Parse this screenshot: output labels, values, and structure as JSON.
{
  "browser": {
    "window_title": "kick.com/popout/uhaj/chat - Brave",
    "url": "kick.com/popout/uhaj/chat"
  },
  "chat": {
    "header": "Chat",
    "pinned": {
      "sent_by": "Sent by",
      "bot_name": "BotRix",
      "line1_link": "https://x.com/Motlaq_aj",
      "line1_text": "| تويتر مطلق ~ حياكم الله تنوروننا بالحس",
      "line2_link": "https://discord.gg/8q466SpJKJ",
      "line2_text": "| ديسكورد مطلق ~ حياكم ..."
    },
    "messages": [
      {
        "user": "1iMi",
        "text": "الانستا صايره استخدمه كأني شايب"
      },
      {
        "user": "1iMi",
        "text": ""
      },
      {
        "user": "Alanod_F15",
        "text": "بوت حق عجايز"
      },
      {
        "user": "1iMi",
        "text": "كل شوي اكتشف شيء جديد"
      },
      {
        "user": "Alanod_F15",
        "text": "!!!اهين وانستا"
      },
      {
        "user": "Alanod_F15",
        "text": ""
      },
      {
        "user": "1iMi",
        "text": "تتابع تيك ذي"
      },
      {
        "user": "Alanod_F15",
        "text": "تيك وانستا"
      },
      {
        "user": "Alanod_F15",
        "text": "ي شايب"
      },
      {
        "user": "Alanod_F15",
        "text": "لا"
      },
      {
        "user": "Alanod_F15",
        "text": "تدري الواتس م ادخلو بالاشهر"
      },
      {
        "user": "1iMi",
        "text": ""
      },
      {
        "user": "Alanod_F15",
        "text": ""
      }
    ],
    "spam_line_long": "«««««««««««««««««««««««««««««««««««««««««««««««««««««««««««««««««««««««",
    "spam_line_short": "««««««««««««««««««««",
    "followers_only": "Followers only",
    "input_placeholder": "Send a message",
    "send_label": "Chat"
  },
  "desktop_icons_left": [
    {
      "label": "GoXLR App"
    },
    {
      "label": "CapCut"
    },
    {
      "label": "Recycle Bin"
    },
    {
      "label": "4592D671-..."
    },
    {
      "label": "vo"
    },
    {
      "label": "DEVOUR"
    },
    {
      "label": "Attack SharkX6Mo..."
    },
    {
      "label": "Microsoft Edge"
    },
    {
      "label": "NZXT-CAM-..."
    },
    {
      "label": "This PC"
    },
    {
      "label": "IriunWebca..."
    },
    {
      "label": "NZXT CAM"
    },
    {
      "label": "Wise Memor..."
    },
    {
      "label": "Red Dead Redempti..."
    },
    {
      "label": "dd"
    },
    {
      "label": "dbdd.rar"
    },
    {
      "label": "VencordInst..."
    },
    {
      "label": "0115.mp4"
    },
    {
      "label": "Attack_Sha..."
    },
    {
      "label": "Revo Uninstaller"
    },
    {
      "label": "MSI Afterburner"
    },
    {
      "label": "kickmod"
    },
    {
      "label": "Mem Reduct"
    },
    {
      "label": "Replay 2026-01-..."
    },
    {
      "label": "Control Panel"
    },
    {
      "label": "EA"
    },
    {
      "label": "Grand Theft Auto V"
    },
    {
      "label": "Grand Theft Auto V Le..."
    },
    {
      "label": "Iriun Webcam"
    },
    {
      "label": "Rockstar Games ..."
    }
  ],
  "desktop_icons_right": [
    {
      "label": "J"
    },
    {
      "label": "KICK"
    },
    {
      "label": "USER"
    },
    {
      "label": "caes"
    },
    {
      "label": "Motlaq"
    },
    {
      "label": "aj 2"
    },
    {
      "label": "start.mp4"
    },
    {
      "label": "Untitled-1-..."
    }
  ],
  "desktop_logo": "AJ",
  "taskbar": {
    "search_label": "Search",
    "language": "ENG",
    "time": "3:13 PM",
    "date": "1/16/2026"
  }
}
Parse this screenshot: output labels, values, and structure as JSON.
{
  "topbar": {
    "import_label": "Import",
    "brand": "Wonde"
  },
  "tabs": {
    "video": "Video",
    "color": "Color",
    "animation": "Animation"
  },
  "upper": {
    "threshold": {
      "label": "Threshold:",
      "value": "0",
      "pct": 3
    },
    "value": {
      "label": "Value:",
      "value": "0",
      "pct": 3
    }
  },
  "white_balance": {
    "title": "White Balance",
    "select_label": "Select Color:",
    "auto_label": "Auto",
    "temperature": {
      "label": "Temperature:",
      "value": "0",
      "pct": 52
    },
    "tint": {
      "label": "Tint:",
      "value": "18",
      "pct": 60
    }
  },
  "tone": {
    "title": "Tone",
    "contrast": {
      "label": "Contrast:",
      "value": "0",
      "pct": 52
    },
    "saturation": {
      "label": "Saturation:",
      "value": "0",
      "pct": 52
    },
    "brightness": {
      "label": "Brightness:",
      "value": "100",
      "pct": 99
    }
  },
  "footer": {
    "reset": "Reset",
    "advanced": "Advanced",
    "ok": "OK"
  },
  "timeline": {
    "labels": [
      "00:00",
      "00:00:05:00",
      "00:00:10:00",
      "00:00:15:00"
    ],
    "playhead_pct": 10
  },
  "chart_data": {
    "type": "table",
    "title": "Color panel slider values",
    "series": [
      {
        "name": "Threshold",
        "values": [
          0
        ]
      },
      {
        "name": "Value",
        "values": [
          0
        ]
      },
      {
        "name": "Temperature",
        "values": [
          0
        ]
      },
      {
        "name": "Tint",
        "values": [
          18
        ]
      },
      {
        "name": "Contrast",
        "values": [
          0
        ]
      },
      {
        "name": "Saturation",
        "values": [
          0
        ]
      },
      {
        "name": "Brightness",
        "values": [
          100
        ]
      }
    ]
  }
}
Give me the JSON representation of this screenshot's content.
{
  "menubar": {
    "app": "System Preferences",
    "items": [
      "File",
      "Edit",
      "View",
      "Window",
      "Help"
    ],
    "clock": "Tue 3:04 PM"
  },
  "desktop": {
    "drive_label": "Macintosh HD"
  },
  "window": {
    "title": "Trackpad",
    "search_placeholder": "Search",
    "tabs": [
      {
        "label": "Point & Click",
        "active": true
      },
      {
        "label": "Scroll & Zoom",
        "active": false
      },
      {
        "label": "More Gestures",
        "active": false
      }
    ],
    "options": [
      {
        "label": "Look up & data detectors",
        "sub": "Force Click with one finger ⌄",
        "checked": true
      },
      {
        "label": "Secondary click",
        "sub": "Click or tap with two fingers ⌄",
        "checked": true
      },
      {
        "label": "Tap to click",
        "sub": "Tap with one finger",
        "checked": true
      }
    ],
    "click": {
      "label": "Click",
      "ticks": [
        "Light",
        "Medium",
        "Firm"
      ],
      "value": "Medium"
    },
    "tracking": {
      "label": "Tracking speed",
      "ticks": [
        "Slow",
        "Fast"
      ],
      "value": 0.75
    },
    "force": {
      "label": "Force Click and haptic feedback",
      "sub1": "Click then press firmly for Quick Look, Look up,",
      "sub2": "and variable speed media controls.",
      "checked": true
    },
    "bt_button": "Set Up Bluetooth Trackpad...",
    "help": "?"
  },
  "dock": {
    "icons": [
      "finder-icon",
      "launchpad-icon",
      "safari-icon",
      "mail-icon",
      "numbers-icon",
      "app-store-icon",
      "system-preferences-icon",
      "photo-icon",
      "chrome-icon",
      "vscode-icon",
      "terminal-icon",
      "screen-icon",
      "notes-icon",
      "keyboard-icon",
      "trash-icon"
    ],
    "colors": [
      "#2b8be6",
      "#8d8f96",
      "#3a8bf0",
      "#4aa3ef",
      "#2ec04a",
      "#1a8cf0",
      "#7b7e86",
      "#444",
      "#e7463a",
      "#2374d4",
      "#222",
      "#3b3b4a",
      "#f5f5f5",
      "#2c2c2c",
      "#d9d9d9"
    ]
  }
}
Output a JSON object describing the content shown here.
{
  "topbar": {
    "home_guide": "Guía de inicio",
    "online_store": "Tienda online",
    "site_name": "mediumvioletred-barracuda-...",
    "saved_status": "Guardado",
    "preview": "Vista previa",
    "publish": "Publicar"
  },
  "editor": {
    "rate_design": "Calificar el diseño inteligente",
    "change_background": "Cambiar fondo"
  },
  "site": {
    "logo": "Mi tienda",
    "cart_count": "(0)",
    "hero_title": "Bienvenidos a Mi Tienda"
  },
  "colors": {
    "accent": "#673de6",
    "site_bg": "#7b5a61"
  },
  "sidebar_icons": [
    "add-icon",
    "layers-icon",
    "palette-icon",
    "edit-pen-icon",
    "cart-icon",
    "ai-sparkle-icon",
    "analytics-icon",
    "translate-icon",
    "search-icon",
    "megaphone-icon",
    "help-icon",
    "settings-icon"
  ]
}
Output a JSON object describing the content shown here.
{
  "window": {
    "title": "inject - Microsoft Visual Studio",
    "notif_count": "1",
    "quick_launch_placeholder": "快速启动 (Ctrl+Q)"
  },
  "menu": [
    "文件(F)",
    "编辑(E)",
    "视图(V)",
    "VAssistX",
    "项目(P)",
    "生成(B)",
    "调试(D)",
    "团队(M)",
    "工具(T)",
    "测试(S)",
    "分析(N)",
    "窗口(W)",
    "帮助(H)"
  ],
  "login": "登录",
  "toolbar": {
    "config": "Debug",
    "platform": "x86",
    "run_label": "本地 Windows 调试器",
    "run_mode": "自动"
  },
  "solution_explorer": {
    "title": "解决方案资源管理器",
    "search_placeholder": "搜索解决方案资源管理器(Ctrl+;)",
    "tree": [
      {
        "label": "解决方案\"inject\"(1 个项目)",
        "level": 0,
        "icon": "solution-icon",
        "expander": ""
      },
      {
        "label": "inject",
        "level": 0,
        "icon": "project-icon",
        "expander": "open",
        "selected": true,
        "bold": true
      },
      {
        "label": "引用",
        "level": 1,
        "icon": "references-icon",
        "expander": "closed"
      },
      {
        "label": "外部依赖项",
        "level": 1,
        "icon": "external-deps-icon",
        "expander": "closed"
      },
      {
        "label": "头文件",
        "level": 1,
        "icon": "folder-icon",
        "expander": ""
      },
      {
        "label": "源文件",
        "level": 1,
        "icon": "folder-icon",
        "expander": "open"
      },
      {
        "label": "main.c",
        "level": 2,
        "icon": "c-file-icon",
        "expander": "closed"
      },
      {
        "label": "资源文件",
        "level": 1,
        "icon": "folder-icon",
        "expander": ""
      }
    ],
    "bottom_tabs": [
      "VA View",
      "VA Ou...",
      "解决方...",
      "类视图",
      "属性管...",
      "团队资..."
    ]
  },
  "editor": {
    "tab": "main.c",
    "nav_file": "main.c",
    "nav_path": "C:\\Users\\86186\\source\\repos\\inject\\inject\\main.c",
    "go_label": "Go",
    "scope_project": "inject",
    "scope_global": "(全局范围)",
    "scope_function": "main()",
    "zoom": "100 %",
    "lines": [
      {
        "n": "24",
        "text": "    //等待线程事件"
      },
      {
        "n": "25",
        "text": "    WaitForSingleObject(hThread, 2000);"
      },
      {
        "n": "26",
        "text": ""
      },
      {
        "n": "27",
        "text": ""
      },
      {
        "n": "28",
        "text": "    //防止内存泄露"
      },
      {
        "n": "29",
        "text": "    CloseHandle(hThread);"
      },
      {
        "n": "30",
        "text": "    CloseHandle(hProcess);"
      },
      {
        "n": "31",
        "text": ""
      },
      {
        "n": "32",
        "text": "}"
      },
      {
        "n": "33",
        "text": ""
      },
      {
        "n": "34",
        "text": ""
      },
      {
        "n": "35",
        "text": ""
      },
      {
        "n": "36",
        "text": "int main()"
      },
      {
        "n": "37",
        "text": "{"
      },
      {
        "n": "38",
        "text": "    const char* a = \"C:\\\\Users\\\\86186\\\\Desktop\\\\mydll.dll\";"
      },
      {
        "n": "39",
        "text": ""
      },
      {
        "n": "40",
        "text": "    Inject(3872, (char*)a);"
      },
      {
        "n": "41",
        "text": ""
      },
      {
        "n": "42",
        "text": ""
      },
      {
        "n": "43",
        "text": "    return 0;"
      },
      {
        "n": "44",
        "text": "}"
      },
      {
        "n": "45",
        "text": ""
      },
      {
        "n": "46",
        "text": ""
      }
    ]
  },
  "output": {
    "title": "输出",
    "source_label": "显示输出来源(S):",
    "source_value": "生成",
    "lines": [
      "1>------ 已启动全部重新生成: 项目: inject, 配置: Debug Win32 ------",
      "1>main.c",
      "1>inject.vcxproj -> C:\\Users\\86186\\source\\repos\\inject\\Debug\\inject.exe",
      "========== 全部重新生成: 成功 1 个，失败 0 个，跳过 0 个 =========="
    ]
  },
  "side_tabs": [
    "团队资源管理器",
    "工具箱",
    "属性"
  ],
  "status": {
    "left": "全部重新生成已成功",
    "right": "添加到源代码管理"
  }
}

» REQUEST: Go through the records above, find every line with the word "hThread", and list those lines.

» EXPECTED ANSWER:
        "text": "    WaitForSingleObject(hThread, 2000);"
        "text": "    CloseHandle(hThread);"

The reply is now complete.